**Aim of the exercise:** Copy all the lines below, changing every "converter" to "regulator" and keeping everything else the same. Leave out the pictures.

**Dataset content:**
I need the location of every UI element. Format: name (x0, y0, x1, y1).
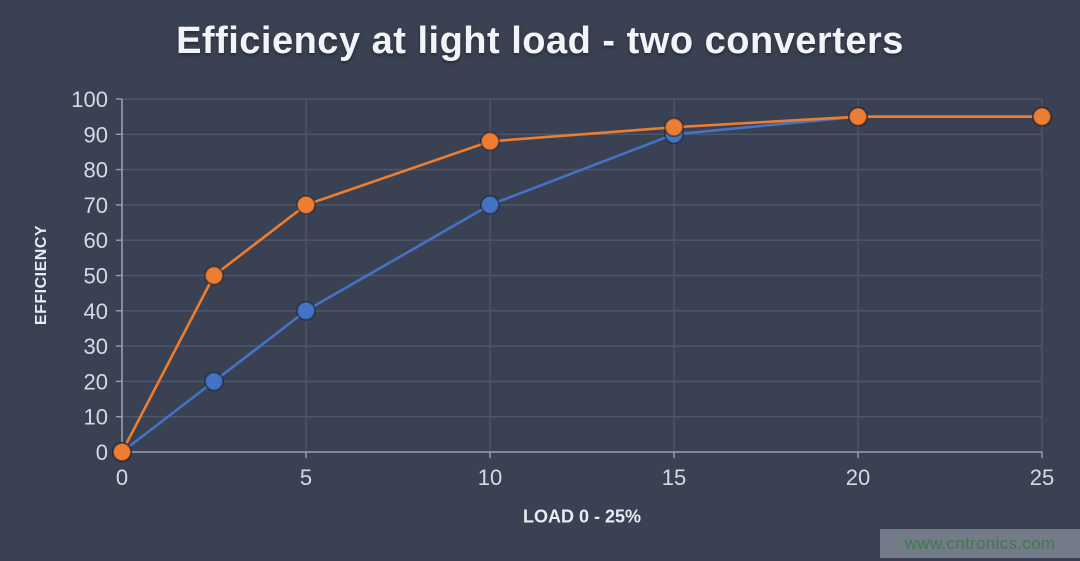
x-tick-label: 10 (478, 465, 502, 490)
x-tick-label: 25 (1030, 465, 1054, 490)
data-point-orange-converter (664, 117, 684, 138)
series-line-blue-converter (120, 115, 1044, 454)
y-tick-label: 30 (84, 334, 108, 359)
series-line-orange-converter (120, 115, 1044, 454)
y-tick-label: 50 (84, 264, 108, 289)
data-point-orange-converter (848, 106, 868, 127)
y-tick-label: 0 (96, 440, 108, 465)
data-point-orange-converter (204, 265, 224, 286)
y-tick-label: 60 (84, 228, 108, 253)
x-tick-label: 15 (662, 465, 686, 490)
x-tick-label: 20 (846, 465, 870, 490)
watermark: www.cntronics.com (880, 529, 1080, 558)
data-point-orange-converter (296, 194, 316, 215)
data-point-orange-converter (480, 131, 500, 152)
y-tick-label: 20 (84, 369, 108, 394)
data-point-blue-converter (204, 371, 224, 392)
y-tick-label: 10 (84, 405, 108, 430)
y-tick-label: 100 (71, 87, 108, 112)
data-point-blue-converter (296, 300, 316, 321)
x-axis-title: LOAD 0 - 25% (522, 506, 642, 527)
watermark-text: www.cntronics.com (904, 534, 1056, 553)
data-point-orange-converter (1032, 106, 1052, 127)
y-tick-label: 40 (84, 299, 108, 324)
y-tick-label: 70 (84, 193, 108, 218)
chart-title: Efficiency at light load - two converter… (176, 20, 904, 62)
y-tick-label: 80 (84, 158, 108, 183)
data-point-orange-converter (112, 442, 132, 462)
y-tick-label: 90 (84, 122, 108, 147)
x-tick-label: 0 (116, 465, 128, 490)
x-tick-label: 5 (300, 465, 312, 490)
data-point-blue-converter (480, 194, 500, 215)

**Response for this exercise:**
I need the location of every UI element. Format: name (x0, y0, x1, y1).
x-tick-label: 10 (478, 465, 502, 490)
x-tick-label: 25 (1030, 465, 1054, 490)
data-point-orange-regulator (664, 117, 684, 138)
series-line-blue-regulator (120, 115, 1044, 454)
y-tick-label: 30 (84, 334, 108, 359)
series-line-orange-regulator (120, 115, 1044, 454)
y-tick-label: 50 (84, 264, 108, 289)
data-point-orange-regulator (848, 106, 868, 127)
y-tick-label: 0 (96, 440, 108, 465)
data-point-orange-regulator (204, 265, 224, 286)
y-tick-label: 60 (84, 228, 108, 253)
x-tick-label: 15 (662, 465, 686, 490)
x-tick-label: 20 (846, 465, 870, 490)
watermark: www.cntronics.com (880, 529, 1080, 558)
data-point-orange-regulator (296, 194, 316, 215)
data-point-orange-regulator (480, 131, 500, 152)
y-tick-label: 20 (84, 369, 108, 394)
data-point-blue-regulator (204, 371, 224, 392)
y-tick-label: 10 (84, 405, 108, 430)
y-tick-label: 100 (71, 87, 108, 112)
data-point-blue-regulator (296, 300, 316, 321)
x-axis-title: LOAD 0 - 25% (522, 506, 642, 527)
watermark-text: www.cntronics.com (904, 534, 1056, 553)
data-point-orange-regulator (1032, 106, 1052, 127)
y-tick-label: 40 (84, 299, 108, 324)
y-tick-label: 70 (84, 193, 108, 218)
chart-title: Efficiency at light load - two regulator… (176, 20, 904, 62)
y-tick-label: 80 (84, 158, 108, 183)
data-point-orange-regulator (112, 442, 132, 462)
y-tick-label: 90 (84, 122, 108, 147)
x-tick-label: 0 (116, 465, 128, 490)
x-tick-label: 5 (300, 465, 312, 490)
data-point-blue-regulator (480, 194, 500, 215)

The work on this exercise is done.